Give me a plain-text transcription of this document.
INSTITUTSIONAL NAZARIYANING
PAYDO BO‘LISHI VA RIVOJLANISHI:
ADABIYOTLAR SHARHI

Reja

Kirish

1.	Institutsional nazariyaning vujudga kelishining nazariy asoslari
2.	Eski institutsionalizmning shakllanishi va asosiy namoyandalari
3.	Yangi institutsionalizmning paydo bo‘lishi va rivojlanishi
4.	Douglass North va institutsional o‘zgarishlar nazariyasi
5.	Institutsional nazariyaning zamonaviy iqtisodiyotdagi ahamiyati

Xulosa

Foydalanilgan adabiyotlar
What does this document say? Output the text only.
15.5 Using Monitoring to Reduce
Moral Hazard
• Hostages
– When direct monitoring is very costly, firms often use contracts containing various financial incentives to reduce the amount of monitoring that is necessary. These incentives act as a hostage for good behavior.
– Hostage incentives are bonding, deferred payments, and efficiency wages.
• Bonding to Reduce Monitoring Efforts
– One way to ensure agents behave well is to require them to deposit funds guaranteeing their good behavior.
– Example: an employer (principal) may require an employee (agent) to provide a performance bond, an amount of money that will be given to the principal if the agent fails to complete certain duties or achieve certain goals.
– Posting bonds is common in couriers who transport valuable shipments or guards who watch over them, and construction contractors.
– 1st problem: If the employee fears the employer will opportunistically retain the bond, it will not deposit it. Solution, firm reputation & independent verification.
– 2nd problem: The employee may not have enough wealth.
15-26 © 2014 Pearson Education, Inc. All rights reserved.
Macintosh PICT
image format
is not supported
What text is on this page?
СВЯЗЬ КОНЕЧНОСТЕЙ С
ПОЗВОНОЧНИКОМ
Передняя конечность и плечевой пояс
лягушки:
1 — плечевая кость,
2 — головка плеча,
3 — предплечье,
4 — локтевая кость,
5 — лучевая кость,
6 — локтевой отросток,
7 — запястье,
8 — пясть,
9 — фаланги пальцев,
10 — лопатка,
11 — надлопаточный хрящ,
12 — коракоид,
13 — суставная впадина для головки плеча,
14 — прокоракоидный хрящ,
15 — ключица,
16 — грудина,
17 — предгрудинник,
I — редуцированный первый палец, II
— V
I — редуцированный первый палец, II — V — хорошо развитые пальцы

---

From the records above, extract every line exactly as it stands.

Give me a plain-text transcription of this document.
INSTITUTSIONAL NAZARIYANING
PAYDO BO‘LISHI VA RIVOJLANISHI:
ADABIYOTLAR SHARHI

Reja

Kirish

1.	Institutsional nazariyaning vujudga kelishining nazariy asoslari
2.	Eski institutsionalizmning shakllanishi va asosiy namoyandalari
3.	Yangi institutsionalizmning paydo bo‘lishi va rivojlanishi
4.	Douglass North va institutsional o‘zgarishlar nazariyasi
5.	Institutsional nazariyaning zamonaviy iqtisodiyotdagi ahamiyati

Xulosa

Foydalanilgan adabiyotlar
What does this document say? Output the text only.
15.5 Using Monitoring to Reduce
Moral Hazard
• Hostages
– When direct monitoring is very costly, firms often use contracts containing various financial incentives to reduce the amount of monitoring that is necessary. These incentives act as a hostage for good behavior.
– Hostage incentives are bonding, deferred payments, and efficiency wages.
• Bonding to Reduce Monitoring Efforts
– One way to ensure agents behave well is to require them to deposit funds guaranteeing their good behavior.
– Example: an employer (principal) may require an employee (agent) to provide a performance bond, an amount of money that will be given to the principal if the agent fails to complete certain duties or achieve certain goals.
– Posting bonds is common in couriers who transport valuable shipments or guards who watch over them, and construction contractors.
– 1st problem: If the employee fears the employer will opportunistically retain the bond, it will not deposit it. Solution, firm reputation & independent verification.
– 2nd problem: The employee may not have enough wealth.
15-26 © 2014 Pearson Education, Inc. All rights reserved.
Macintosh PICT
image format
is not supported
What text is on this page?
СВЯЗЬ КОНЕЧНОСТЕЙ С
ПОЗВОНОЧНИКОМ
Передняя конечность и плечевой пояс
лягушки:
1 — плечевая кость,
2 — головка плеча,
3 — предплечье,
4 — локтевая кость,
5 — лучевая кость,
6 — локтевой отросток,
7 — запястье,
8 — пясть,
9 — фаланги пальцев,
10 — лопатка,
11 — надлопаточный хрящ,
12 — коракоид,
13 — суставная впадина для головки плеча,
14 — прокоракоидный хрящ,
15 — ключица,
16 — грудина,
17 — предгрудинник,
I — редуцированный первый палец, II
— V
I — редуцированный первый палец, II — V — хорошо развитые пальцы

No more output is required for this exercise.